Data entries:
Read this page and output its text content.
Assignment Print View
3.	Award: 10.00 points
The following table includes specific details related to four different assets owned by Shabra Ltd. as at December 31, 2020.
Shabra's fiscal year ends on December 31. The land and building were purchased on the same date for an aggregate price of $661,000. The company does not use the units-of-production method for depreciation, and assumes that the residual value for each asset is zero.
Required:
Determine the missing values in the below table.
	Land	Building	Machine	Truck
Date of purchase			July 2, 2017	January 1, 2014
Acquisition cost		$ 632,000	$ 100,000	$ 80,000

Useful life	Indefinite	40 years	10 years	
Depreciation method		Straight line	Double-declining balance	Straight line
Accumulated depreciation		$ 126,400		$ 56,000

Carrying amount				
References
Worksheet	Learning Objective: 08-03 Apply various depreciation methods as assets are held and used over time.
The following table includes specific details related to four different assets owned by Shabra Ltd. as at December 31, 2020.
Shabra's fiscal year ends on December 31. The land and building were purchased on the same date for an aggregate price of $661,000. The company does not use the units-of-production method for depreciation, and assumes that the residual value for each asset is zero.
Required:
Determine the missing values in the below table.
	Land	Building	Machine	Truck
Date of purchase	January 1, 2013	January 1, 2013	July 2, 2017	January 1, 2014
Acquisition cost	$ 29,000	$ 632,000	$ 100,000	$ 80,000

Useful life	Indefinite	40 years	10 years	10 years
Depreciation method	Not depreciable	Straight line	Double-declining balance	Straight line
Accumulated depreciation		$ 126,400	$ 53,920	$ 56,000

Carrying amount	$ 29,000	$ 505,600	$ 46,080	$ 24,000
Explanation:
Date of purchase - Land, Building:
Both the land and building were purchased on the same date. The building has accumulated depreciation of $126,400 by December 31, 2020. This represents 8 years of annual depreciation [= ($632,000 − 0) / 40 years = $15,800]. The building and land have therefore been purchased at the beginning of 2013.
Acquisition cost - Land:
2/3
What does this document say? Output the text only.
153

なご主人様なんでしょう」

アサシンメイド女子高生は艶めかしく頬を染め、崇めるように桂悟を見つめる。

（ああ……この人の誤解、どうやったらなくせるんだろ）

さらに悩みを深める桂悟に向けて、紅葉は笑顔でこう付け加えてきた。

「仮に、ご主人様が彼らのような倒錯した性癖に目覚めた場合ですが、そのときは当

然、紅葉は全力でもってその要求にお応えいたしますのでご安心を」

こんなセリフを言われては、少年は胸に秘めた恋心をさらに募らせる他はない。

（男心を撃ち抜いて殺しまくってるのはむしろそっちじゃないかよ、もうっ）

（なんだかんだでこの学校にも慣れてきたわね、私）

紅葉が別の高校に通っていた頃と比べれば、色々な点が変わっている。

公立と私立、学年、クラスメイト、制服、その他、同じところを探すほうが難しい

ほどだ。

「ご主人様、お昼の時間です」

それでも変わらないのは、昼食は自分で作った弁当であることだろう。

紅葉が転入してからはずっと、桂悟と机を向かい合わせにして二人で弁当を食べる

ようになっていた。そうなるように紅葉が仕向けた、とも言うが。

## [WORK TO COMPLETE]
Among the lines of the records above, count those holding the string "years", and report only the number.

## [WRITTEN ANSWER]
3